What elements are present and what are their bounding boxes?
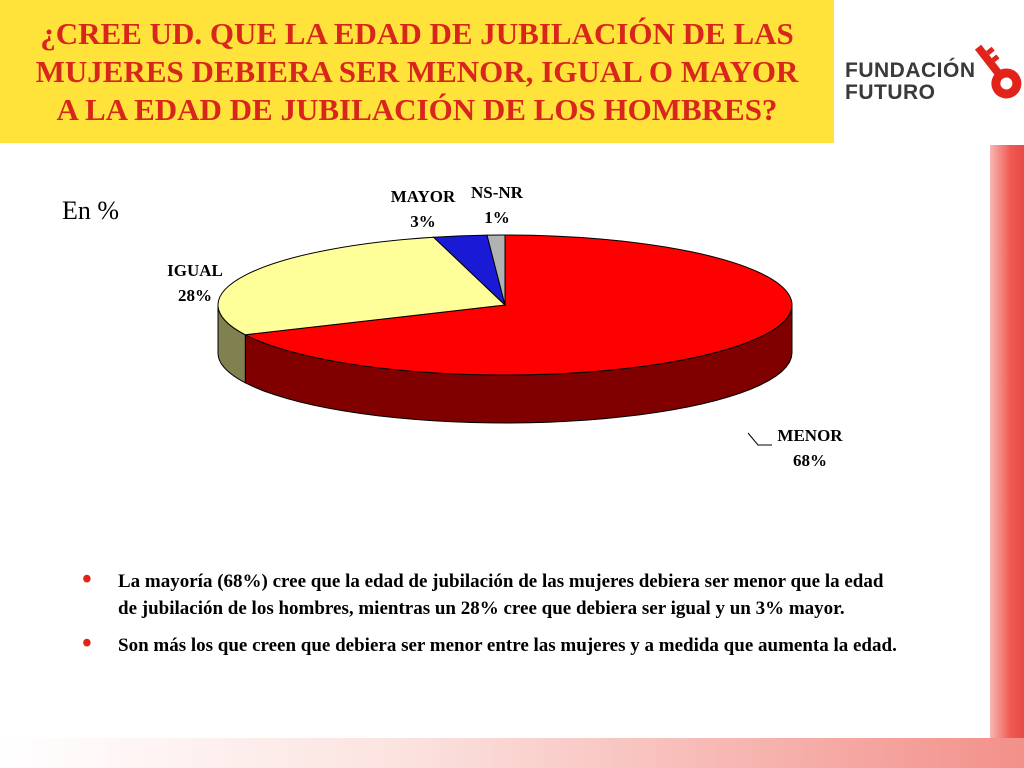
logo-text: FUNDACIÓN FUTURO bbox=[845, 60, 976, 104]
bullet-text-2: Son más los que creen que debiera ser me… bbox=[118, 635, 897, 656]
pie-slice-ns-nr bbox=[486, 234, 506, 306]
title-line-3: A LA EDAD DE JUBILACIÓN DE LOS HOMBRES? bbox=[56, 91, 778, 127]
bullet-dot-icon: • bbox=[82, 628, 92, 659]
pie-label-igual: IGUAL bbox=[167, 261, 223, 280]
pie-value-igual: 28% bbox=[178, 286, 212, 305]
pie-label-menor: MENOR bbox=[777, 426, 843, 445]
title-box: ¿CREE UD. QUE LA EDAD DE JUBILACIÓN DE L… bbox=[0, 0, 834, 143]
fundacion-futuro-logo: FUNDACIÓN FUTURO bbox=[845, 38, 1024, 118]
bullet-item-1: • La mayoría (68%) cree que la edad de j… bbox=[78, 564, 898, 622]
logo-line-1: FUNDACIÓN bbox=[845, 59, 976, 82]
bullet-item-2: • Son más los que creen que debiera ser … bbox=[78, 628, 898, 659]
pie-leader-menor bbox=[747, 432, 772, 446]
pie-value-menor: 68% bbox=[793, 451, 827, 470]
key-icon bbox=[974, 44, 1022, 99]
decorative-right-band bbox=[990, 145, 1024, 768]
pie-slice-igual bbox=[217, 236, 507, 336]
pie-label-mayor: MAYOR bbox=[391, 187, 456, 206]
title-line-2: MUJERES DEBIERA SER MENOR, IGUAL O MAYOR bbox=[35, 53, 799, 89]
bullet-list: • La mayoría (68%) cree que la edad de j… bbox=[78, 564, 898, 669]
bullet-dot-icon: • bbox=[82, 564, 92, 595]
bullet-text-1: La mayoría (68%) cree que la edad de jub… bbox=[118, 571, 884, 619]
title-line-1: ¿CREE UD. QUE LA EDAD DE JUBILACIÓN DE L… bbox=[40, 15, 794, 51]
logo-line-2: FUTURO bbox=[845, 81, 936, 104]
pie-label-ns-nr: NS-NR bbox=[471, 183, 524, 202]
pie-value-ns-nr: 1% bbox=[484, 208, 510, 227]
decorative-bottom-band bbox=[0, 738, 1024, 768]
pie-slice-menor bbox=[243, 234, 793, 376]
pie-value-mayor: 3% bbox=[410, 212, 436, 231]
pie-chart: MENOR 68% IGUAL 28% MAYOR 3% NS-NR 1% bbox=[167, 183, 843, 470]
unit-label: En % bbox=[62, 196, 120, 225]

Goal of the exercise
Rewrite all the entries with every "FUNDACIÓN" changed to "FOUNDATION" and nothing else altered. Leave out the pictures.

Answer to this task
What elements are present and what are their bounding boxes?
logo-text: FOUNDATION FUTURO bbox=[845, 60, 976, 104]
bullet-text-2: Son más los que creen que debiera ser me… bbox=[118, 635, 897, 656]
pie-slice-ns-nr bbox=[486, 234, 506, 306]
title-line-3: A LA EDAD DE JUBILACIÓN DE LOS HOMBRES? bbox=[56, 91, 778, 127]
bullet-dot-icon: • bbox=[82, 628, 92, 659]
pie-label-igual: IGUAL bbox=[167, 261, 223, 280]
pie-value-igual: 28% bbox=[178, 286, 212, 305]
pie-label-menor: MENOR bbox=[777, 426, 843, 445]
title-box: ¿CREE UD. QUE LA EDAD DE JUBILACIÓN DE L… bbox=[0, 0, 834, 143]
fundacion-futuro-logo: FOUNDATION FUTURO bbox=[845, 38, 1024, 118]
bullet-item-1: • La mayoría (68%) cree que la edad de j… bbox=[78, 564, 898, 622]
logo-line-1: FOUNDATION bbox=[845, 59, 976, 82]
bullet-item-2: • Son más los que creen que debiera ser … bbox=[78, 628, 898, 659]
pie-leader-menor bbox=[747, 432, 772, 446]
pie-value-menor: 68% bbox=[793, 451, 827, 470]
key-icon bbox=[974, 44, 1022, 99]
decorative-right-band bbox=[990, 145, 1024, 768]
pie-slice-igual bbox=[217, 236, 507, 336]
pie-label-mayor: MAYOR bbox=[391, 187, 456, 206]
title-line-2: MUJERES DEBIERA SER MENOR, IGUAL O MAYOR bbox=[35, 53, 799, 89]
bullet-list: • La mayoría (68%) cree que la edad de j… bbox=[78, 564, 898, 669]
bullet-dot-icon: • bbox=[82, 564, 92, 595]
bullet-text-1: La mayoría (68%) cree que la edad de jub… bbox=[118, 571, 884, 619]
title-line-1: ¿CREE UD. QUE LA EDAD DE JUBILACIÓN DE L… bbox=[40, 15, 794, 51]
logo-line-2: FUTURO bbox=[845, 81, 936, 104]
pie-label-ns-nr: NS-NR bbox=[471, 183, 524, 202]
pie-value-ns-nr: 1% bbox=[484, 208, 510, 227]
decorative-bottom-band bbox=[0, 738, 1024, 768]
pie-slice-menor bbox=[243, 234, 793, 376]
pie-value-mayor: 3% bbox=[410, 212, 436, 231]
pie-chart: MENOR 68% IGUAL 28% MAYOR 3% NS-NR 1% bbox=[167, 183, 843, 470]
unit-label: En % bbox=[62, 196, 120, 225]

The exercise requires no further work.